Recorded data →
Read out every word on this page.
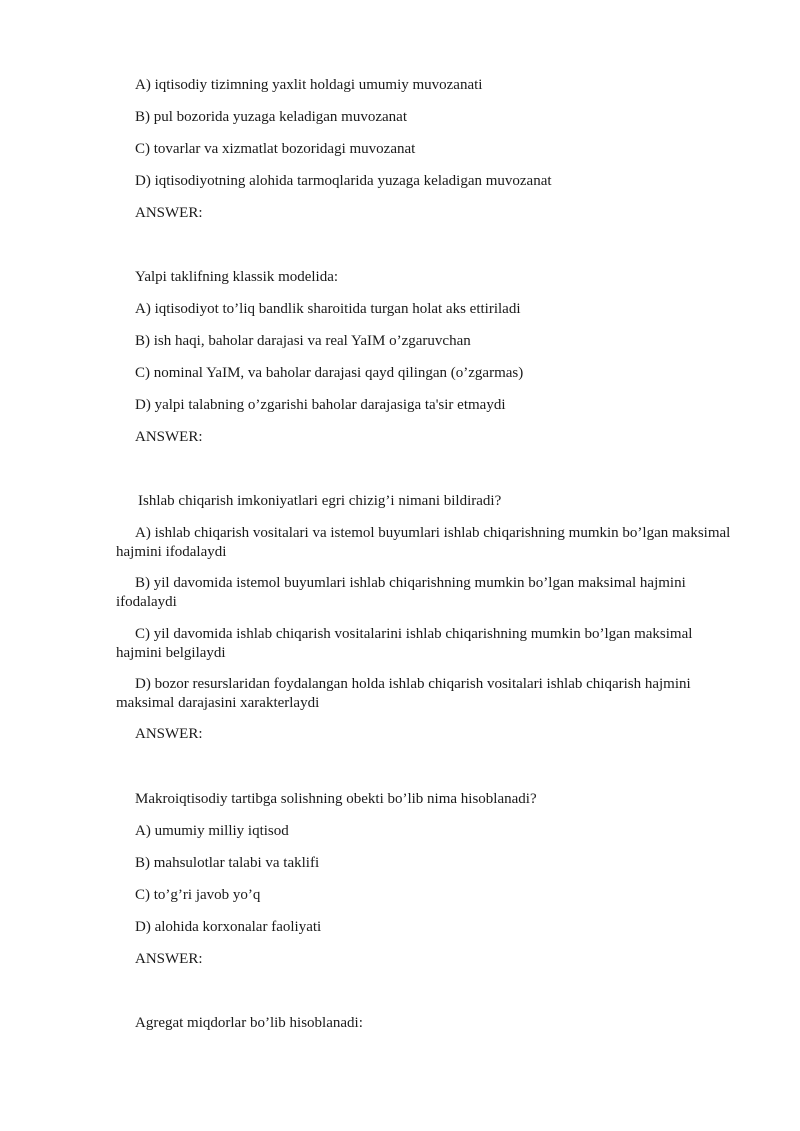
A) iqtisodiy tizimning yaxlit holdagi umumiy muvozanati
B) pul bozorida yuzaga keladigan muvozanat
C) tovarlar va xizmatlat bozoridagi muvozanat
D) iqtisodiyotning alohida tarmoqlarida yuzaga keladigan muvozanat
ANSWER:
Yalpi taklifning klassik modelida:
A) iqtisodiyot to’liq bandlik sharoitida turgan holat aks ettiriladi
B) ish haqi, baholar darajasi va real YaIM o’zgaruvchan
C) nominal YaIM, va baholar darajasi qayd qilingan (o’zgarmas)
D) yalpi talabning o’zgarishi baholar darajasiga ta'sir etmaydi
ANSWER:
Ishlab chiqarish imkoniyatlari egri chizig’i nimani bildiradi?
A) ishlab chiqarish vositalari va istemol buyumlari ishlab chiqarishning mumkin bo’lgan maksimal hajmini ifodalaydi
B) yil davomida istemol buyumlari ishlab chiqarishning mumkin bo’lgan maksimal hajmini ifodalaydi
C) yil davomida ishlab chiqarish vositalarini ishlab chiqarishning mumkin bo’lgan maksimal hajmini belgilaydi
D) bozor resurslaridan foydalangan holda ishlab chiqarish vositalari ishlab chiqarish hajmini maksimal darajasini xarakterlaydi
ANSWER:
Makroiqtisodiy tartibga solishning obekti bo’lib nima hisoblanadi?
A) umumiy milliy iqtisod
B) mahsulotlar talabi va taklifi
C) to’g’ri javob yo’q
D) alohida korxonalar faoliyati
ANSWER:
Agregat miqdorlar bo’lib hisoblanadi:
==
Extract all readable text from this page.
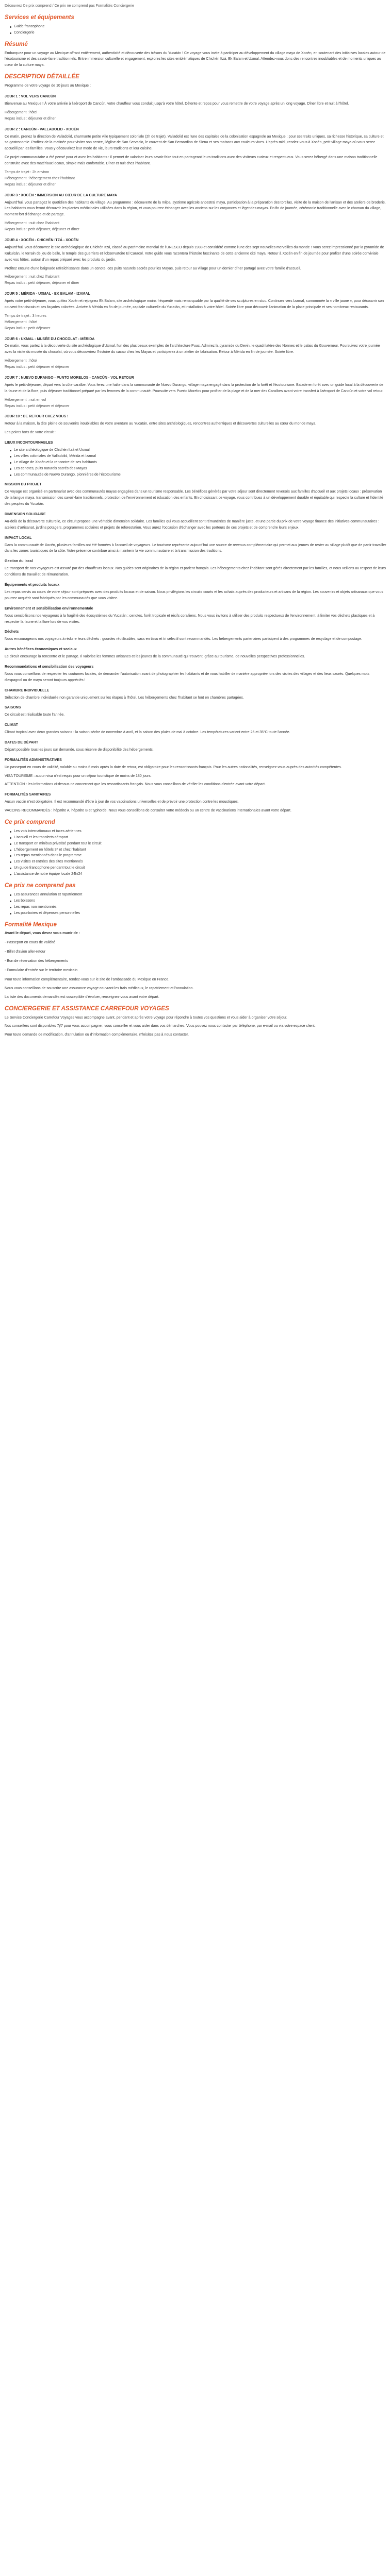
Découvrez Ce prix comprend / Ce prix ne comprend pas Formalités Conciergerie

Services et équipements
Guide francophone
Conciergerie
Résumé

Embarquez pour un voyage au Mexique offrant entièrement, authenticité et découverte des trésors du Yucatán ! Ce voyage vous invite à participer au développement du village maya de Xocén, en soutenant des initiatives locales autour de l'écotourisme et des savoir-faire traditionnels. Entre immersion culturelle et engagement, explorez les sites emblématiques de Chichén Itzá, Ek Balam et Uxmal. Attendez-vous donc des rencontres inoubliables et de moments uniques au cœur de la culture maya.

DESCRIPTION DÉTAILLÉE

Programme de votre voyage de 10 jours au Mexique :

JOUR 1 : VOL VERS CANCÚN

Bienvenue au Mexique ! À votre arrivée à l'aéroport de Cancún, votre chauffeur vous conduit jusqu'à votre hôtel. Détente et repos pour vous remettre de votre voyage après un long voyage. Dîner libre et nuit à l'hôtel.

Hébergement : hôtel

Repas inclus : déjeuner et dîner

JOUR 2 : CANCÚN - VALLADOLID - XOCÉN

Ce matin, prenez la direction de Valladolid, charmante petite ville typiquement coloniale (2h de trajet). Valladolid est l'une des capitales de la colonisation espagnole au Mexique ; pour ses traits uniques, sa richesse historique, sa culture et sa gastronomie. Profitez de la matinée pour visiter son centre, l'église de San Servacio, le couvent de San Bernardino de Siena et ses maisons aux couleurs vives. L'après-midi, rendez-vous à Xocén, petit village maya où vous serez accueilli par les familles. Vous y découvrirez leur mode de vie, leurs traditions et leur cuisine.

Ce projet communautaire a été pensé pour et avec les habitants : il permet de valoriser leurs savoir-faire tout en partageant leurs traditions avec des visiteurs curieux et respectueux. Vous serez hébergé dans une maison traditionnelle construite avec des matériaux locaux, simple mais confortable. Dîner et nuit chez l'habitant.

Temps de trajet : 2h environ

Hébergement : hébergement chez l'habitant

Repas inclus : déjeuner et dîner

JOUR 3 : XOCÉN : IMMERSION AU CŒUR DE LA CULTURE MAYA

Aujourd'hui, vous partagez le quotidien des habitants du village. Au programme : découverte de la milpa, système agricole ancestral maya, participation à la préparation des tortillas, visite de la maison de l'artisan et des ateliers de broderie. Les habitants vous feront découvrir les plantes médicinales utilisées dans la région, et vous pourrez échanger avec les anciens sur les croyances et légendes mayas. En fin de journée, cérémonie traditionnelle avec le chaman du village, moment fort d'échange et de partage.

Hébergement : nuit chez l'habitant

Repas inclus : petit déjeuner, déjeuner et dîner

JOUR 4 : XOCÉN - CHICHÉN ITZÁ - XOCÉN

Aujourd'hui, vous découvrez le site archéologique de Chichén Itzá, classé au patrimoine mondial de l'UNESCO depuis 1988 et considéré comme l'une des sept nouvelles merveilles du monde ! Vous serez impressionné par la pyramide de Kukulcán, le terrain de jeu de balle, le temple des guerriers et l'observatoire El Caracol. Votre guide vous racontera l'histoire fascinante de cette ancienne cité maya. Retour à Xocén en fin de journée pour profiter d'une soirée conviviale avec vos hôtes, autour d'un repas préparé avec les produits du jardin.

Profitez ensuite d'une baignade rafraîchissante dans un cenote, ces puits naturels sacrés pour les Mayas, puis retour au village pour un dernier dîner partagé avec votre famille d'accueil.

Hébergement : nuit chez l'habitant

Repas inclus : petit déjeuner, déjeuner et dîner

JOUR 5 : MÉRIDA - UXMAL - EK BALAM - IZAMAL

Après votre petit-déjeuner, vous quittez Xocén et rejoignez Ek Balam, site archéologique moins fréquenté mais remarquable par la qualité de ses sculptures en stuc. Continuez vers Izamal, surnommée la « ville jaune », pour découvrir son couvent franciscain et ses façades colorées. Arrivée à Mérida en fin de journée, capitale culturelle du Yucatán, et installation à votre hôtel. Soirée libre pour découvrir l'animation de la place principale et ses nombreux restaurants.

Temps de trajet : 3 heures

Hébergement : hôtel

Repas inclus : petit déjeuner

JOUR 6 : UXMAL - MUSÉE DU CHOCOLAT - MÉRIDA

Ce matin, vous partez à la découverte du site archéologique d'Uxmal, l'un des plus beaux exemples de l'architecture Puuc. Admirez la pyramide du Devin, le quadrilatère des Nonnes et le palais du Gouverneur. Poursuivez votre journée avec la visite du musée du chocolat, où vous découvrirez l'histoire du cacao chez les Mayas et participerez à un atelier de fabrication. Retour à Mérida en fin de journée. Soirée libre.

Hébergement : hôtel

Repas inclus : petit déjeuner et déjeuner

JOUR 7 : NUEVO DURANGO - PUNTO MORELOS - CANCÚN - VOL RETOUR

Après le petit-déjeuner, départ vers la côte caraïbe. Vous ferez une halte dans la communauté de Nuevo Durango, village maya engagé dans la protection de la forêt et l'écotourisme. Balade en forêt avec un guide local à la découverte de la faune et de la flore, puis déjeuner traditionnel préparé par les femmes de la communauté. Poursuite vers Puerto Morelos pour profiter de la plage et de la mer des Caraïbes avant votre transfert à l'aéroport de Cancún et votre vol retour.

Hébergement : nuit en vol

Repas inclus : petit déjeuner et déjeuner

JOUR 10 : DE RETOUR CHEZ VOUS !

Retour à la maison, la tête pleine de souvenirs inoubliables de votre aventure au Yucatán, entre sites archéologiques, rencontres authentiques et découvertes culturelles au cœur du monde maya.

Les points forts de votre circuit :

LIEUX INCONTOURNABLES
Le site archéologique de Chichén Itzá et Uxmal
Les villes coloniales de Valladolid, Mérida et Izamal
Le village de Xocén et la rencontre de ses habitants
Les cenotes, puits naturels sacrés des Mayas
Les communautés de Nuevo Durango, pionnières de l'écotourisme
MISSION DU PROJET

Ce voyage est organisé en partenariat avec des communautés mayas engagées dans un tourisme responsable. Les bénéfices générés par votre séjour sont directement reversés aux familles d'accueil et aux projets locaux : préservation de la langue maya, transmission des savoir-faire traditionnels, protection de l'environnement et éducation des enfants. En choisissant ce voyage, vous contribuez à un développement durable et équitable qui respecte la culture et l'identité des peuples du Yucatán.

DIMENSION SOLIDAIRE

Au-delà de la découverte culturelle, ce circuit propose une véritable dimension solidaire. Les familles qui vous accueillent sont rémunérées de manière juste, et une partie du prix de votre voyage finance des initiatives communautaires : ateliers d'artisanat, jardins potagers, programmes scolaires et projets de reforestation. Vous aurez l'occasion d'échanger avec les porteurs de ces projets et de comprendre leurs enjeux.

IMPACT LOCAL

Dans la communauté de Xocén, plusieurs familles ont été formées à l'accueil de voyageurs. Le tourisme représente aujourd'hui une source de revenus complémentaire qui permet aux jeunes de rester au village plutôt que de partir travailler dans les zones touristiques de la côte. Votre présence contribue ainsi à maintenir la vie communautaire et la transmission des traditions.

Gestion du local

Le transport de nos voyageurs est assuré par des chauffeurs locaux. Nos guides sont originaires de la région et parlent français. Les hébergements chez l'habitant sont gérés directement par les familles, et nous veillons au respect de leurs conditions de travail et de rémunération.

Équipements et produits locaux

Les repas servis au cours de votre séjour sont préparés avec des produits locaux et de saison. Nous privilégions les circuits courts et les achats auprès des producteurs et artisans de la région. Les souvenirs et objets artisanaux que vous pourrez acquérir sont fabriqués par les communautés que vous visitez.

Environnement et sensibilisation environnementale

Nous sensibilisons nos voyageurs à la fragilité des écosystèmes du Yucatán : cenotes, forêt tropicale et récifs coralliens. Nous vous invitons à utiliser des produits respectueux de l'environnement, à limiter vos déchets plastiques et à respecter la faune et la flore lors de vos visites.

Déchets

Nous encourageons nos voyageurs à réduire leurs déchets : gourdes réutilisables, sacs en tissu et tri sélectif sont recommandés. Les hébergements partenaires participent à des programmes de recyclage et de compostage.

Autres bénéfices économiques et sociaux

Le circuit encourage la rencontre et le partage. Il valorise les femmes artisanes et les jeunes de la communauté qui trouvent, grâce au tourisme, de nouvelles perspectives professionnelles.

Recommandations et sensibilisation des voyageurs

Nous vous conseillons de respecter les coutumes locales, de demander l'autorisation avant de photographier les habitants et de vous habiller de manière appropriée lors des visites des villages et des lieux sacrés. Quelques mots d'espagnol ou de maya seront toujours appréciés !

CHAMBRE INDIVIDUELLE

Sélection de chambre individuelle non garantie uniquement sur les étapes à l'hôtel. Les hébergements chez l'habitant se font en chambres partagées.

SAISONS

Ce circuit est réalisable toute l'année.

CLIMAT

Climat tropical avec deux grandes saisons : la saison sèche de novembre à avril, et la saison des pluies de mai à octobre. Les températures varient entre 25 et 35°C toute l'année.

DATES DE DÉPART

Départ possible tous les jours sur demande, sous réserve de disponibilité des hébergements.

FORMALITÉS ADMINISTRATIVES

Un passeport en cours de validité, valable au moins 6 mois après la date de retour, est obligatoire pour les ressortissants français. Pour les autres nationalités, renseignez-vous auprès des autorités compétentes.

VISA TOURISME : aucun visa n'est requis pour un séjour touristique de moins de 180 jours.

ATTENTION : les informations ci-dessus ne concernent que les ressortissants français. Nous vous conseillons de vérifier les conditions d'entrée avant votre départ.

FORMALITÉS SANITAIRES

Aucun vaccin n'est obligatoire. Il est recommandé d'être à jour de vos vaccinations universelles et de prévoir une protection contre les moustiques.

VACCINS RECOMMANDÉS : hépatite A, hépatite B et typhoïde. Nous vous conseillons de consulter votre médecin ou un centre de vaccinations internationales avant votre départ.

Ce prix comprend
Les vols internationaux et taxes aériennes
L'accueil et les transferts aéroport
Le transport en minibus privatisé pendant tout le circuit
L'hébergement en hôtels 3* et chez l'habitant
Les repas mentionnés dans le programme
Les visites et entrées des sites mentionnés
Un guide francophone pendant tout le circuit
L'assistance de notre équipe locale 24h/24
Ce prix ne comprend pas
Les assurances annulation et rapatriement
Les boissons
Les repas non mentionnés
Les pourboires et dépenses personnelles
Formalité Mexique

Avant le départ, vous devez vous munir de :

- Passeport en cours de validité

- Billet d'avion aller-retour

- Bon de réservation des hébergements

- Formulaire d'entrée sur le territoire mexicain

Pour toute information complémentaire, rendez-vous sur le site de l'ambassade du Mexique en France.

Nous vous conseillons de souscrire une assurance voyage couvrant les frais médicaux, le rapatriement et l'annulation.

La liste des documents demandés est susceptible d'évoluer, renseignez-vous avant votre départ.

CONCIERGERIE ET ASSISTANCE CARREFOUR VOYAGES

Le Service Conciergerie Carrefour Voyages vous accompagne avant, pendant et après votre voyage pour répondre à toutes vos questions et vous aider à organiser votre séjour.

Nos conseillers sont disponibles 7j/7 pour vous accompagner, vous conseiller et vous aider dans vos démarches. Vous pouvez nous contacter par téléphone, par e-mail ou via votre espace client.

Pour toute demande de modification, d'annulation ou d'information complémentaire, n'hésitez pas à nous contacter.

EXERCISE PROMPT → Find every line that has "mumkin" in it, then return those lines.

SOLVED PROBLEM →
A) ishlab chiqarish vositalari va istemol buyumlari ishlab chiqarishning mumkin bo’lgan maksimal hajmini ifodalaydi
B) yil davomida istemol buyumlari ishlab chiqarishning mumkin bo’lgan maksimal hajmini ifodalaydi
C) yil davomida ishlab chiqarish vositalarini ishlab chiqarishning mumkin bo’lgan maksimal hajmini belgilaydi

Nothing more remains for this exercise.